§ **Aim of the task**: Copy the listing below, changing each "x-tick-label" to "x-axis-label" and leaving every other character untouched.

§ **Data to process**:

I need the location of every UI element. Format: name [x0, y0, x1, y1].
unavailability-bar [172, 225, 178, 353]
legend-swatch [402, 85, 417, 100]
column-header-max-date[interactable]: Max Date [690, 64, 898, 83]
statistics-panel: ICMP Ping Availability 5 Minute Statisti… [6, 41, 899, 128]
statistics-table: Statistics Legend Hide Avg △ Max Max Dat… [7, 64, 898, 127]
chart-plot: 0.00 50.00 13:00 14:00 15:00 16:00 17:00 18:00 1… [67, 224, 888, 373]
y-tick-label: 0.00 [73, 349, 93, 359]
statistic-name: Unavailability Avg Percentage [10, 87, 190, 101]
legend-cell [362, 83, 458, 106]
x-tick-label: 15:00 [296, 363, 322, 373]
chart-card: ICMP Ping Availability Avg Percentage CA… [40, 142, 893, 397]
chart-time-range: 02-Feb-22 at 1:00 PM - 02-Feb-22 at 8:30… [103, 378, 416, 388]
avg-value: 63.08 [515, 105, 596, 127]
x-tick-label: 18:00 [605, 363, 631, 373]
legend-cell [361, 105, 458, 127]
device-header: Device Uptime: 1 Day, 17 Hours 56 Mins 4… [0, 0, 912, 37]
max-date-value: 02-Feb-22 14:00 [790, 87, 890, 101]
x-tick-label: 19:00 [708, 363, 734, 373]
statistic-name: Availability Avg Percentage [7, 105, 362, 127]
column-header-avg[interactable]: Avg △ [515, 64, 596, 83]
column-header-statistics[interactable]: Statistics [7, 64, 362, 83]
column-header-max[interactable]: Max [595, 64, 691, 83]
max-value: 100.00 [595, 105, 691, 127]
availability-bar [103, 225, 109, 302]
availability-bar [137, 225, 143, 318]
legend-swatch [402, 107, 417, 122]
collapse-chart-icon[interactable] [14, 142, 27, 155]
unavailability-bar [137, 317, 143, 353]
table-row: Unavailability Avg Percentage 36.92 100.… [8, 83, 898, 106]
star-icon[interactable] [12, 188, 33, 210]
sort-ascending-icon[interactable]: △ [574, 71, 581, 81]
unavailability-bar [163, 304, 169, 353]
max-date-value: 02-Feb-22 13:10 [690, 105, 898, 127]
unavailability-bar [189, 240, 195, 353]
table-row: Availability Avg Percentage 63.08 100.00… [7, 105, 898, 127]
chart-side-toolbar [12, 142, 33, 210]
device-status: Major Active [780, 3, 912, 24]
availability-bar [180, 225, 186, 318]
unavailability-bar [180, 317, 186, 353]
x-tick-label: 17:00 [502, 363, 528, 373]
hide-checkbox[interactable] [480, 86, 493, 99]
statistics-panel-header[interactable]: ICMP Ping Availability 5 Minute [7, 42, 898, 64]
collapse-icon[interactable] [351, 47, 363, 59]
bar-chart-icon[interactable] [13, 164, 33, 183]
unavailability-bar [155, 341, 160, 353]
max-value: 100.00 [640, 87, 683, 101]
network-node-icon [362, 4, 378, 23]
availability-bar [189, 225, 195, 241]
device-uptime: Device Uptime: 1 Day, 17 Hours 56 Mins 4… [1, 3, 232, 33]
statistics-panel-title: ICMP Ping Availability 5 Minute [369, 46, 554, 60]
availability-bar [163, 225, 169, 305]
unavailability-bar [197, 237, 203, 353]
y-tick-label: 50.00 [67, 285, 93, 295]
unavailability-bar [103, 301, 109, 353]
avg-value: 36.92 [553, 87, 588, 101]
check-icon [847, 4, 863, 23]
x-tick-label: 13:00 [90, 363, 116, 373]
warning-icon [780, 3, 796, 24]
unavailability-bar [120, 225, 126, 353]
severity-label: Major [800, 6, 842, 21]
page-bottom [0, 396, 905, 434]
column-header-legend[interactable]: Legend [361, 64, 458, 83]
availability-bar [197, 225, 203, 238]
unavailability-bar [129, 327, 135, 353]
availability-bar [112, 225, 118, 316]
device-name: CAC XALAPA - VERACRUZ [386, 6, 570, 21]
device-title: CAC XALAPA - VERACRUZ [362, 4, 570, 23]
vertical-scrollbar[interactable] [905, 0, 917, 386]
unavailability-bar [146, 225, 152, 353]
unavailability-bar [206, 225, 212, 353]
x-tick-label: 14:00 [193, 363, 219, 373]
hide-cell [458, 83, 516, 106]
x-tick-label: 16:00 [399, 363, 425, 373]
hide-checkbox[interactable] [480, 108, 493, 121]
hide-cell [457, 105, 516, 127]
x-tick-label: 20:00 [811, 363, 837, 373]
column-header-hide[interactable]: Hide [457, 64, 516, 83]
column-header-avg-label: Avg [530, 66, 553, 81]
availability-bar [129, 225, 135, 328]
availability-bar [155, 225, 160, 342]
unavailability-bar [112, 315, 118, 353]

§ **Written response**:
I need the location of every UI element. Format: name [x0, y0, x1, y1].
unavailability-bar [172, 225, 178, 353]
legend-swatch [402, 85, 417, 100]
column-header-max-date[interactable]: Max Date [690, 64, 898, 83]
statistics-panel: ICMP Ping Availability 5 Minute Statisti… [6, 41, 899, 128]
statistics-table: Statistics Legend Hide Avg △ Max Max Dat… [7, 64, 898, 127]
chart-plot: 0.00 50.00 13:00 14:00 15:00 16:00 17:00 18:00 1… [67, 224, 888, 373]
y-tick-label: 0.00 [73, 349, 93, 359]
statistic-name: Unavailability Avg Percentage [10, 87, 190, 101]
legend-cell [362, 83, 458, 106]
x-axis-label: 15:00 [296, 363, 322, 373]
chart-card: ICMP Ping Availability Avg Percentage CA… [40, 142, 893, 397]
chart-time-range: 02-Feb-22 at 1:00 PM - 02-Feb-22 at 8:30… [103, 378, 416, 388]
avg-value: 63.08 [515, 105, 596, 127]
x-axis-label: 18:00 [605, 363, 631, 373]
legend-cell [361, 105, 458, 127]
device-header: Device Uptime: 1 Day, 17 Hours 56 Mins 4… [0, 0, 912, 37]
max-date-value: 02-Feb-22 14:00 [790, 87, 890, 101]
x-axis-label: 19:00 [708, 363, 734, 373]
statistic-name: Availability Avg Percentage [7, 105, 362, 127]
column-header-avg[interactable]: Avg △ [515, 64, 596, 83]
column-header-statistics[interactable]: Statistics [7, 64, 362, 83]
column-header-max[interactable]: Max [595, 64, 691, 83]
max-value: 100.00 [595, 105, 691, 127]
availability-bar [103, 225, 109, 302]
availability-bar [137, 225, 143, 318]
legend-swatch [402, 107, 417, 122]
collapse-chart-icon[interactable] [14, 142, 27, 155]
unavailability-bar [137, 317, 143, 353]
table-row: Unavailability Avg Percentage 36.92 100.… [8, 83, 898, 106]
star-icon[interactable] [12, 188, 33, 210]
sort-ascending-icon[interactable]: △ [574, 71, 581, 81]
unavailability-bar [163, 304, 169, 353]
max-date-value: 02-Feb-22 13:10 [690, 105, 898, 127]
unavailability-bar [189, 240, 195, 353]
table-row: Availability Avg Percentage 63.08 100.00… [7, 105, 898, 127]
chart-side-toolbar [12, 142, 33, 210]
device-status: Major Active [780, 3, 912, 24]
availability-bar [180, 225, 186, 318]
unavailability-bar [180, 317, 186, 353]
x-axis-label: 17:00 [502, 363, 528, 373]
hide-checkbox[interactable] [480, 86, 493, 99]
statistics-panel-header[interactable]: ICMP Ping Availability 5 Minute [7, 42, 898, 64]
collapse-icon[interactable] [351, 47, 363, 59]
bar-chart-icon[interactable] [13, 164, 33, 183]
unavailability-bar [155, 341, 160, 353]
max-value: 100.00 [640, 87, 683, 101]
network-node-icon [362, 4, 378, 23]
availability-bar [189, 225, 195, 241]
device-uptime: Device Uptime: 1 Day, 17 Hours 56 Mins 4… [1, 3, 232, 33]
statistics-panel-title: ICMP Ping Availability 5 Minute [369, 46, 554, 60]
availability-bar [163, 225, 169, 305]
unavailability-bar [197, 237, 203, 353]
y-tick-label: 50.00 [67, 285, 93, 295]
unavailability-bar [103, 301, 109, 353]
avg-value: 36.92 [553, 87, 588, 101]
check-icon [847, 4, 863, 23]
x-axis-label: 13:00 [90, 363, 116, 373]
warning-icon [780, 3, 796, 24]
unavailability-bar [120, 225, 126, 353]
severity-label: Major [800, 6, 842, 21]
page-bottom [0, 396, 905, 434]
column-header-legend[interactable]: Legend [361, 64, 458, 83]
availability-bar [197, 225, 203, 238]
unavailability-bar [129, 327, 135, 353]
availability-bar [112, 225, 118, 316]
device-name: CAC XALAPA - VERACRUZ [386, 6, 570, 21]
device-title: CAC XALAPA - VERACRUZ [362, 4, 570, 23]
vertical-scrollbar[interactable] [905, 0, 917, 386]
unavailability-bar [146, 225, 152, 353]
unavailability-bar [206, 225, 212, 353]
x-axis-label: 14:00 [193, 363, 219, 373]
hide-cell [458, 83, 516, 106]
x-axis-label: 16:00 [399, 363, 425, 373]
hide-checkbox[interactable] [480, 108, 493, 121]
hide-cell [457, 105, 516, 127]
x-axis-label: 20:00 [811, 363, 837, 373]
column-header-hide[interactable]: Hide [457, 64, 516, 83]
column-header-avg-label: Avg [530, 66, 553, 81]
availability-bar [129, 225, 135, 328]
availability-bar [155, 225, 160, 342]
unavailability-bar [112, 315, 118, 353]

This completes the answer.